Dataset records
____
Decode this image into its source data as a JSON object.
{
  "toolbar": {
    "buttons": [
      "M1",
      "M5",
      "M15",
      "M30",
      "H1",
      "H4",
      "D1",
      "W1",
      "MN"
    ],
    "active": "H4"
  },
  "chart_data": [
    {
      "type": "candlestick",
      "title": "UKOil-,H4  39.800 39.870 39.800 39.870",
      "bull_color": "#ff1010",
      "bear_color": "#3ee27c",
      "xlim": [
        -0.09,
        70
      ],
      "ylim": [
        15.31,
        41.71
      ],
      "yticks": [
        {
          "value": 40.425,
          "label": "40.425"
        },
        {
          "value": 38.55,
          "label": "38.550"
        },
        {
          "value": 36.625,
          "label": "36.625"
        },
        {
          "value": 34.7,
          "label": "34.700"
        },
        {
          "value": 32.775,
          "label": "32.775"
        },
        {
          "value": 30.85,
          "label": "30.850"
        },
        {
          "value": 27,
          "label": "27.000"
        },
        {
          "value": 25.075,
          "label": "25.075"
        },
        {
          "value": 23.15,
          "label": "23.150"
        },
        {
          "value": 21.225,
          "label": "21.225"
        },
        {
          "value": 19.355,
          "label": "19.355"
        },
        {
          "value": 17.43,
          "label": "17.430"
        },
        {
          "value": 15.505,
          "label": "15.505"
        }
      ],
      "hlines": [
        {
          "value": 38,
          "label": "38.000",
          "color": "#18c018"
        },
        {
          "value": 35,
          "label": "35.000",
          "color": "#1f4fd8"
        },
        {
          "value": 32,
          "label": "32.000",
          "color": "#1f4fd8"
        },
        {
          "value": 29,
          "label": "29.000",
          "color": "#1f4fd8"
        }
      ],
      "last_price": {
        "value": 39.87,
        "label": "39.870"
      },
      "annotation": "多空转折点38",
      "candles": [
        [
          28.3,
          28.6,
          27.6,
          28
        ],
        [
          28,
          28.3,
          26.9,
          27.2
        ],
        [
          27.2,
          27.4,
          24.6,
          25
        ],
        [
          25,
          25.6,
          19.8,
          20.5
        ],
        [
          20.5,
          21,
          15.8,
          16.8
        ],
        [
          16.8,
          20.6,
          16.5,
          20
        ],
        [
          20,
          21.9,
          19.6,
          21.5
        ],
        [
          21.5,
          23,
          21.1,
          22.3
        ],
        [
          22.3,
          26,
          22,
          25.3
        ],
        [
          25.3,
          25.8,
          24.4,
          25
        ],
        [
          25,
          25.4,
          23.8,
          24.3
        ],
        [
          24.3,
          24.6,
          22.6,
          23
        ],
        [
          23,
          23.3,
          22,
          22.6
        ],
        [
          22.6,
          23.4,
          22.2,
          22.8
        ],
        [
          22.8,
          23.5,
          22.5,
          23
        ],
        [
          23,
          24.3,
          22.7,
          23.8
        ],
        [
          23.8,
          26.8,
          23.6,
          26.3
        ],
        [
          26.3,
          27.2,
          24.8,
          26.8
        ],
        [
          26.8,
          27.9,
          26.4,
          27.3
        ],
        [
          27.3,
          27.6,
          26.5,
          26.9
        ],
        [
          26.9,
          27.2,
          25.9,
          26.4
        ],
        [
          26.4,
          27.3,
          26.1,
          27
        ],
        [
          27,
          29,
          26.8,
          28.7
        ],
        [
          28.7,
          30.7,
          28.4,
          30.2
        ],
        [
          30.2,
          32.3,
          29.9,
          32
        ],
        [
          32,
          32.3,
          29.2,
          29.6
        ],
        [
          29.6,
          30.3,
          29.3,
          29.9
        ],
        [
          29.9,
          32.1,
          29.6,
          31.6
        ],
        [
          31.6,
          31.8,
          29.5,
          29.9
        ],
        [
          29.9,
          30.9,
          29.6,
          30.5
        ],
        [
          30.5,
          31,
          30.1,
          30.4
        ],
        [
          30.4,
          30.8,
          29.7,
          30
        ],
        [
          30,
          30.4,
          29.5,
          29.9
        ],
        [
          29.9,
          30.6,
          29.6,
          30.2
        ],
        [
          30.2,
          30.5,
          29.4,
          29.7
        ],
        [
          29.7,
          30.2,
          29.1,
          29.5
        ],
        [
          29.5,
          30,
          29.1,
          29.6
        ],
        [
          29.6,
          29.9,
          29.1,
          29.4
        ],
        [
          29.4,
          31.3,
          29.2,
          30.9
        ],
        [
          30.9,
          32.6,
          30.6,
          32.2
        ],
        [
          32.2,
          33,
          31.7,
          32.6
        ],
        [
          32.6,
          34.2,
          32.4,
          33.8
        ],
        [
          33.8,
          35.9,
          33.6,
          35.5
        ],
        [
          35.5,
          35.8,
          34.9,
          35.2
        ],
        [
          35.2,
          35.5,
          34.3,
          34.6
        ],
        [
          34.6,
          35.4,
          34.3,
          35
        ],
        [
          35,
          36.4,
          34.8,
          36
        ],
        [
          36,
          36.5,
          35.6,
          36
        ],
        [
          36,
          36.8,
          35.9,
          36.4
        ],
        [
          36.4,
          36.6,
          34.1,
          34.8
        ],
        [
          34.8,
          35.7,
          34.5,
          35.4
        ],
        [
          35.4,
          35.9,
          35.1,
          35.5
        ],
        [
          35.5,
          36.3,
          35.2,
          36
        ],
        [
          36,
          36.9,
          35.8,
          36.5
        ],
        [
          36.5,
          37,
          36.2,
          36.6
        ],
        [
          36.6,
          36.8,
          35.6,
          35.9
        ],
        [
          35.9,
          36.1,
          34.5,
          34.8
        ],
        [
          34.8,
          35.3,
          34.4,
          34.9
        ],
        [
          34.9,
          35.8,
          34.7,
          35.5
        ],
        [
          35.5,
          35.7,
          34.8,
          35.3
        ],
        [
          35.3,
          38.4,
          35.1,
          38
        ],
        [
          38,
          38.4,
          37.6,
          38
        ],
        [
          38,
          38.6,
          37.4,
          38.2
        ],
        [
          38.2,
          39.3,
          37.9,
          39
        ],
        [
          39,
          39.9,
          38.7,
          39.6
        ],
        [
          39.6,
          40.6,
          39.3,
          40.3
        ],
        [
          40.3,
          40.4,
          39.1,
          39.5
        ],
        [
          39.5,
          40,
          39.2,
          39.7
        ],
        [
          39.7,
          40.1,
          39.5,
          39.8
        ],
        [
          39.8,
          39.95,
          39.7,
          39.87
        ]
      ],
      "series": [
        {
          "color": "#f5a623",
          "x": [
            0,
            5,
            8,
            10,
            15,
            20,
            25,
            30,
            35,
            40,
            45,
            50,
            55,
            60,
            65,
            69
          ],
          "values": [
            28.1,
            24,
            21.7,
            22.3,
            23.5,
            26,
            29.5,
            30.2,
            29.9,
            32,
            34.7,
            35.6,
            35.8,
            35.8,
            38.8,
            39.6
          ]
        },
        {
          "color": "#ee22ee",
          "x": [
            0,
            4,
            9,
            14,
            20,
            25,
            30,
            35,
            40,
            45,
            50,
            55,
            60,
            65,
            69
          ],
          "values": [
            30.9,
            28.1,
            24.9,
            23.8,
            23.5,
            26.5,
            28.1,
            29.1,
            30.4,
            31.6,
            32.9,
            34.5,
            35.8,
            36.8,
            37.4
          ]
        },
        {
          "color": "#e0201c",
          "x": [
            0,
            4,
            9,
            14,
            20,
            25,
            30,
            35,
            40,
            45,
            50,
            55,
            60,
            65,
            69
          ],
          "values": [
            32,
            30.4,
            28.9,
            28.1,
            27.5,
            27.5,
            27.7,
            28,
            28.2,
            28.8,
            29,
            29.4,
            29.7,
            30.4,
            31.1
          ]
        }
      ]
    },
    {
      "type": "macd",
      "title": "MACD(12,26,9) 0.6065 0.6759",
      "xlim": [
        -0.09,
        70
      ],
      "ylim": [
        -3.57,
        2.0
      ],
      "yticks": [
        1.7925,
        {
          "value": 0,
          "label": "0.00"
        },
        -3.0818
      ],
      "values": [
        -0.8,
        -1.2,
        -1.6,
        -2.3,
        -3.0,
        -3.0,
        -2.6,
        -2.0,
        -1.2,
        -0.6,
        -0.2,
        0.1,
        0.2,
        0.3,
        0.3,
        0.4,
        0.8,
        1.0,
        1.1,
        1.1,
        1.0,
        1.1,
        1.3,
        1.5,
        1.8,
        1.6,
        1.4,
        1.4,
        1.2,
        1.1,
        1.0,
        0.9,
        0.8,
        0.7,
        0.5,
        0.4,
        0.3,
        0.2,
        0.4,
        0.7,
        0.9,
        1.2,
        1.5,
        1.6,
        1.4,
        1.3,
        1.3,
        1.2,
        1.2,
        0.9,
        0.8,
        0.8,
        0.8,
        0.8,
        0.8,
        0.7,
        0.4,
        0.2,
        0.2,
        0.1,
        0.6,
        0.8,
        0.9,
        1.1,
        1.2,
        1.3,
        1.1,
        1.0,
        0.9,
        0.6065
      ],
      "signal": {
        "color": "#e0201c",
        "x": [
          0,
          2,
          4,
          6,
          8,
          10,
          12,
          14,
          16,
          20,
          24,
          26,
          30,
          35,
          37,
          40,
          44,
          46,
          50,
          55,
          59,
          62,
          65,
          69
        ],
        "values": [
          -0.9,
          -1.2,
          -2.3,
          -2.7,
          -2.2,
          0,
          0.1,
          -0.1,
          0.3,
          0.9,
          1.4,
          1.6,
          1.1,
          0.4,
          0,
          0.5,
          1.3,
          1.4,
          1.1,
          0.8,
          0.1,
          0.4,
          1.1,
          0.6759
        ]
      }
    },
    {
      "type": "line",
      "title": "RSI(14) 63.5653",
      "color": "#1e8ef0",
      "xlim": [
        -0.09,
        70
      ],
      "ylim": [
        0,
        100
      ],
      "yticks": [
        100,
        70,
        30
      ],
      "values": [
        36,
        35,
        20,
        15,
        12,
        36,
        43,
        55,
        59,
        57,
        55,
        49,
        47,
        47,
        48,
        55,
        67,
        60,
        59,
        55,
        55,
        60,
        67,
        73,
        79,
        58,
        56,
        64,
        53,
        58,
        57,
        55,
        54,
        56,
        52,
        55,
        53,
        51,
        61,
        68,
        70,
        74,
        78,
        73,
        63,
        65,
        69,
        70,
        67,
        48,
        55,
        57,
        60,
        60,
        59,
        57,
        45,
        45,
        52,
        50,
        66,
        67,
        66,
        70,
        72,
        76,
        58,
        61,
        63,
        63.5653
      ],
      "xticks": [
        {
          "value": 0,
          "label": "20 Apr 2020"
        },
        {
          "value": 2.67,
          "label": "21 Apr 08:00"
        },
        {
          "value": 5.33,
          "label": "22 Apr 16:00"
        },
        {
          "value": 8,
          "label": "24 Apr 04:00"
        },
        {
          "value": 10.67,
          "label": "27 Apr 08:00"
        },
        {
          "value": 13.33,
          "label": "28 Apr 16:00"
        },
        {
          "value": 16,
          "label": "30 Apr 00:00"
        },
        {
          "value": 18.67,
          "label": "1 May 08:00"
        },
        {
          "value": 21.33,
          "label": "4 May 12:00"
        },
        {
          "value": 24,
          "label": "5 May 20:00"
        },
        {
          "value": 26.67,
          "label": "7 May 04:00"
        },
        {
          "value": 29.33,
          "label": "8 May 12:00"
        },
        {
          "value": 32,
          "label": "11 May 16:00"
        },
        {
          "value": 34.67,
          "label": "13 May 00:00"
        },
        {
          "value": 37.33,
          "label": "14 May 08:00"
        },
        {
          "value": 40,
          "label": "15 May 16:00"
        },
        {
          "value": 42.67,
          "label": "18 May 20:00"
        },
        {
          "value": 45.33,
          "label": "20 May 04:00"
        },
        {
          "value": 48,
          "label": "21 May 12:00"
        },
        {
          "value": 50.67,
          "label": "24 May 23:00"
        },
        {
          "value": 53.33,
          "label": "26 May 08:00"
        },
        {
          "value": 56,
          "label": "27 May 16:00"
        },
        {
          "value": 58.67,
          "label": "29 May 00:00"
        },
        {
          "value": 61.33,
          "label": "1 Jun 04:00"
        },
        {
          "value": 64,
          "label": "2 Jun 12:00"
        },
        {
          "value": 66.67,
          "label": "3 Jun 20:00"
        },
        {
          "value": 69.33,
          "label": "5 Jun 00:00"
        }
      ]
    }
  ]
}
____
[YOUR TASK]: Write out each line of the data that holds the string "title".

[THE ANSWER]:
      "title": "UKOil-,H4  39.800 39.870 39.800 39.870",
      "title": "MACD(12,26,9) 0.6065 0.6759",
      "title": "RSI(14) 63.5653",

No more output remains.